(Stored entries)
::::::::
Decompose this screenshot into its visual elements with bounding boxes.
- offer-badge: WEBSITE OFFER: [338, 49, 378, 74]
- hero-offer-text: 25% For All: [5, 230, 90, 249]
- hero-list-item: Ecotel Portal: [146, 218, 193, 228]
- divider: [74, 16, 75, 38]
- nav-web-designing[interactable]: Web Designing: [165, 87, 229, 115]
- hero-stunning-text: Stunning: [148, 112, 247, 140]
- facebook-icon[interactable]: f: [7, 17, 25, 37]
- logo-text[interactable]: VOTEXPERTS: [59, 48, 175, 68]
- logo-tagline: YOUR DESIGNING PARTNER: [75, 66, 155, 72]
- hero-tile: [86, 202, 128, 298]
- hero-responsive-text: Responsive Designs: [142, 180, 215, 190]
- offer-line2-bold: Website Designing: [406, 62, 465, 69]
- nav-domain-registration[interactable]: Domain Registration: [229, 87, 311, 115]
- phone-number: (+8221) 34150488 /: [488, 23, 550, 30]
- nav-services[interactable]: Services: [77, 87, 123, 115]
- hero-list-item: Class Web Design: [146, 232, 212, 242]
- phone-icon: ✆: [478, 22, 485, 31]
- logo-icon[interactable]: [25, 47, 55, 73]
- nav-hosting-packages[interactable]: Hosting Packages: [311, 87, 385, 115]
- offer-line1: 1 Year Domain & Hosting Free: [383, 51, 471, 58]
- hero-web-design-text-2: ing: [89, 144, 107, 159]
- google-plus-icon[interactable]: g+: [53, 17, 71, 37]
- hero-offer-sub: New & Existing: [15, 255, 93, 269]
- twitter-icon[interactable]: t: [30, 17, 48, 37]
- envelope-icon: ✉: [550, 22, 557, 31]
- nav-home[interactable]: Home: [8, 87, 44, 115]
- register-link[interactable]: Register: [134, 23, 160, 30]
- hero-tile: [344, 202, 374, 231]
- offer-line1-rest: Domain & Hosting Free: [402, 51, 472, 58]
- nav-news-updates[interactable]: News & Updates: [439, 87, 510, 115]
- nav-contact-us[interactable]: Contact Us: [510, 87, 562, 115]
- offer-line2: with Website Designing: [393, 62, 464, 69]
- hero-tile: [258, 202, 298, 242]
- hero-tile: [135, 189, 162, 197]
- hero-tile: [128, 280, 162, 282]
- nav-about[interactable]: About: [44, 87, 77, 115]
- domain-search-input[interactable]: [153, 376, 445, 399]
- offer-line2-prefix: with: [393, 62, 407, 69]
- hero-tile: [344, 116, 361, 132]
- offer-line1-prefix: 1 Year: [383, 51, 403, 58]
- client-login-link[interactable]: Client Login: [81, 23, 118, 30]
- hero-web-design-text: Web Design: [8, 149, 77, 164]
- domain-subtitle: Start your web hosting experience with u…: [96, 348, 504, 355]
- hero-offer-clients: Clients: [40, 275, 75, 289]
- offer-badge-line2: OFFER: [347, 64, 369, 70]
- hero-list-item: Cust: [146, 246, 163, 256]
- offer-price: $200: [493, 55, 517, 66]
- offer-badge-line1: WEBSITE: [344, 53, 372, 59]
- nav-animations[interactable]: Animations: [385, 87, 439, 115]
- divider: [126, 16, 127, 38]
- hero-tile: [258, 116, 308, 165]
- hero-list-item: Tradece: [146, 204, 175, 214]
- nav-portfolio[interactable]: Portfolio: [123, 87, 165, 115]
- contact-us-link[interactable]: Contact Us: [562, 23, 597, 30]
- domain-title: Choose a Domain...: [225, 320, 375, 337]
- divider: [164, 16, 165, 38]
::::::::
WHAT IS REQUIRED
Lay out every line of the records above as a JSON list of strings, one string per line, leaving out any blank lines.

RESPONSE TO THE TASK
[
  "Decompose this screenshot into its visual elements with bounding boxes.",
  "- offer-badge: WEBSITE OFFER: [338, 49, 378, 74]",
  "- hero-offer-text: 25% For All: [5, 230, 90, 249]",
  "- hero-list-item: Ecotel Portal: [146, 218, 193, 228]",
  "- divider: [74, 16, 75, 38]",
  "- nav-web-designing[interactable]: Web Designing: [165, 87, 229, 115]",
  "- hero-stunning-text: Stunning: [148, 112, 247, 140]",
  "- facebook-icon[interactable]: f: [7, 17, 25, 37]",
  "- logo-text[interactable]: VOTEXPERTS: [59, 48, 175, 68]",
  "- logo-tagline: YOUR DESIGNING PARTNER: [75, 66, 155, 72]",
  "- hero-tile: [86, 202, 128, 298]",
  "- hero-responsive-text: Responsive Designs: [142, 180, 215, 190]",
  "- offer-line2-bold: Website Designing: [406, 62, 465, 69]",
  "- nav-domain-registration[interactable]: Domain Registration: [229, 87, 311, 115]",
  "- phone-number: (+8221) 34150488 /: [488, 23, 550, 30]",
  "- nav-services[interactable]: Services: [77, 87, 123, 115]",
  "- hero-list-item: Class Web Design: [146, 232, 212, 242]",
  "- phone-icon: ✆: [478, 22, 485, 31]",
  "- logo-icon[interactable]: [25, 47, 55, 73]",
  "- nav-hosting-packages[interactable]: Hosting Packages: [311, 87, 385, 115]",
  "- offer-line1: 1 Year Domain & Hosting Free: [383, 51, 471, 58]",
  "- hero-web-design-text-2: ing: [89, 144, 107, 159]",
  "- google-plus-icon[interactable]: g+: [53, 17, 71, 37]",
  "- hero-offer-sub: New & Existing: [15, 255, 93, 269]",
  "- twitter-icon[interactable]: t: [30, 17, 48, 37]",
  "- envelope-icon: ✉: [550, 22, 557, 31]",
  "- nav-home[interactable]: Home: [8, 87, 44, 115]",
  "- register-link[interactable]: Register: [134, 23, 160, 30]",
  "- hero-tile: [344, 202, 374, 231]",
  "- offer-line1-rest: Domain & Hosting Free: [402, 51, 472, 58]",
  "- nav-news-updates[interactable]: News & Updates: [439, 87, 510, 115]",
  "- nav-contact-us[interactable]: Contact Us: [510, 87, 562, 115]",
  "- offer-line2: with Website Designing: [393, 62, 464, 69]",
  "- hero-tile: [258, 202, 298, 242]",
  "- hero-tile: [135, 189, 162, 197]",
  "- hero-tile: [128, 280, 162, 282]",
  "- nav-about[interactable]: About: [44, 87, 77, 115]",
  "- domain-search-input[interactable]: [153, 376, 445, 399]",
  "- offer-line2-prefix: with: [393, 62, 407, 69]",
  "- hero-tile: [344, 116, 361, 132]",
  "- offer-line1-prefix: 1 Year: [383, 51, 403, 58]",
  "- client-login-link[interactable]: Client Login: [81, 23, 118, 30]",
  "- hero-web-design-text: Web Design: [8, 149, 77, 164]",
  "- domain-subtitle: Start your web hosting experience with u…: [96, 348, 504, 355]",
  "- hero-offer-clients: Clients: [40, 275, 75, 289]",
  "- offer-badge-line2: OFFER: [347, 64, 369, 70]",
  "- hero-list-item: Cust: [146, 246, 163, 256]",
  "- offer-price: $200: [493, 55, 517, 66]",
  "- offer-badge-line1: WEBSITE: [344, 53, 372, 59]",
  "- nav-animations[interactable]: Animations: [385, 87, 439, 115]",
  "- divider: [126, 16, 127, 38]",
  "- hero-tile: [258, 116, 308, 165]",
  "- hero-list-item: Tradece: [146, 204, 175, 214]",
  "- nav-portfolio[interactable]: Portfolio: [123, 87, 165, 115]",
  "- contact-us-link[interactable]: Contact Us: [562, 23, 597, 30]",
  "- domain-title: Choose a Domain...: [225, 320, 375, 337]",
  "- divider: [164, 16, 165, 38]"
]